**INSTRUCTIONS TO FOLLOW:**
Show each line from the listing that includes the word "prefix".

**PROVIDED INFORMATION:**
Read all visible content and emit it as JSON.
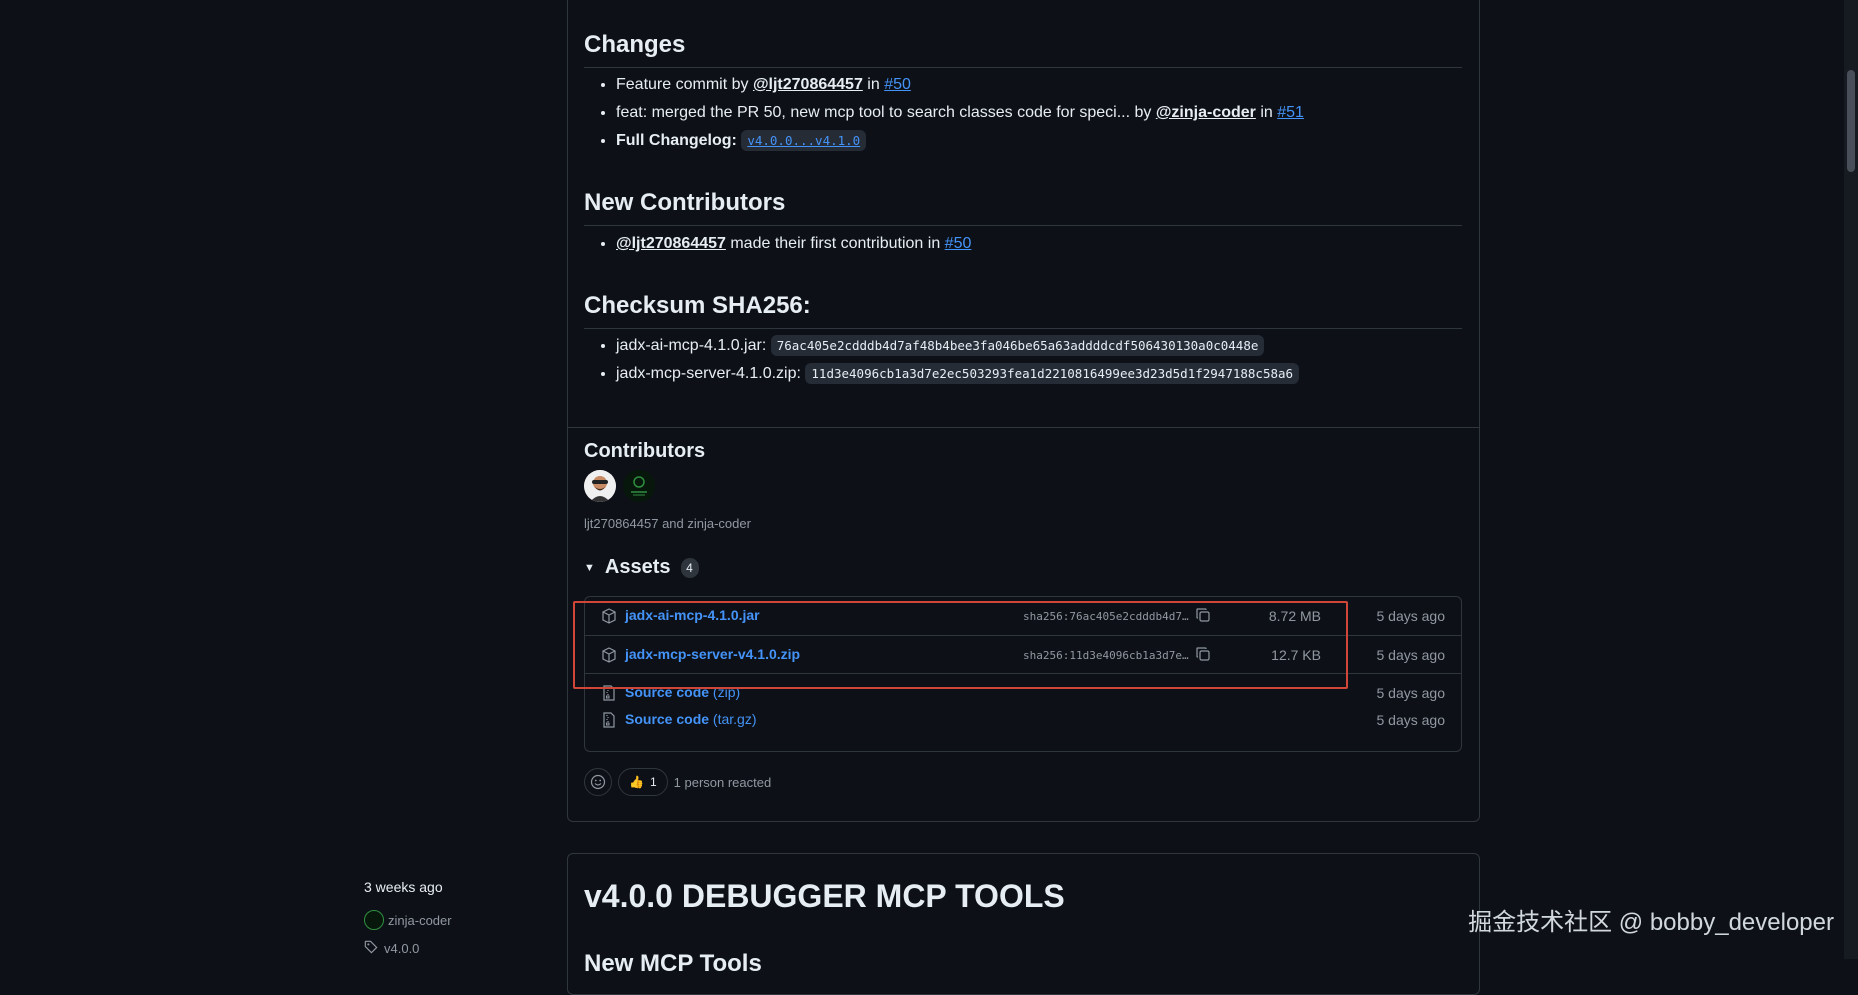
{
  "changes": {
    "heading": "Changes",
    "items": [
      {
        "prefix": "Feature commit by ",
        "mention": "@ljt270864457",
        "mid": " in ",
        "issue": "#50"
      },
      {
        "prefix": "feat: merged the PR 50, new mcp tool to search classes code for speci... by ",
        "mention": "@zinja-coder",
        "mid": " in ",
        "issue": "#51"
      }
    ],
    "full_changelog_label": "Full Changelog:",
    "full_changelog_link": "v4.0.0...v4.1.0"
  },
  "new_contributors": {
    "heading": "New Contributors",
    "mention": "@ljt270864457",
    "text": " made their first contribution in ",
    "issue": "#50"
  },
  "checksum": {
    "heading": "Checksum SHA256:",
    "items": [
      {
        "file": "jadx-ai-mcp-4.1.0.jar:",
        "hash": "76ac405e2cdddb4d7af48b4bee3fa046be65a63addddcdf506430130a0c0448e"
      },
      {
        "file": "jadx-mcp-server-4.1.0.zip:",
        "hash": "11d3e4096cb1a3d7e2ec503293fea1d2210816499ee3d23d5d1f2947188c58a6"
      }
    ]
  },
  "contributors": {
    "heading": "Contributors",
    "names": "ljt270864457 and zinja-coder"
  },
  "assets": {
    "heading": "Assets",
    "count": "4",
    "items": [
      {
        "name": "jadx-ai-mcp-4.1.0.jar",
        "sha": "sha256:76ac405e2cdddb4d7…",
        "size": "8.72 MB",
        "date": "5 days ago"
      },
      {
        "name": "jadx-mcp-server-v4.1.0.zip",
        "sha": "sha256:11d3e4096cb1a3d7e…",
        "size": "12.7 KB",
        "date": "5 days ago"
      },
      {
        "name": "Source code",
        "sub": "(zip)",
        "date": "5 days ago"
      },
      {
        "name": "Source code",
        "sub": "(tar.gz)",
        "date": "5 days ago"
      }
    ]
  },
  "reactions": {
    "thumbs_emoji": "👍",
    "thumbs_count": "1",
    "summary": "1 person reacted"
  },
  "next_release": {
    "title": "v4.0.0 DEBUGGER MCP TOOLS",
    "partial_heading": "New MCP Tools",
    "time": "3 weeks ago",
    "author": "zinja-coder",
    "tag": "v4.0.0"
  },
  "watermark": "掘金技术社区 @ bobby_developer",
  "colors": {
    "link": "#4493f8",
    "highlight_box": "#d0473a",
    "background": "#0d1117",
    "border": "#30363d"
  },
  "icons": [
    "package-icon",
    "file-zip-icon",
    "copy-icon",
    "smiley-icon",
    "tag-icon",
    "triangle-down-icon"
  ]
}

**WRITTEN SOLUTION:**
        "prefix": "Feature commit by ",
        "prefix": "feat: merged the PR 50, new mcp tool to search classes code for speci... by ",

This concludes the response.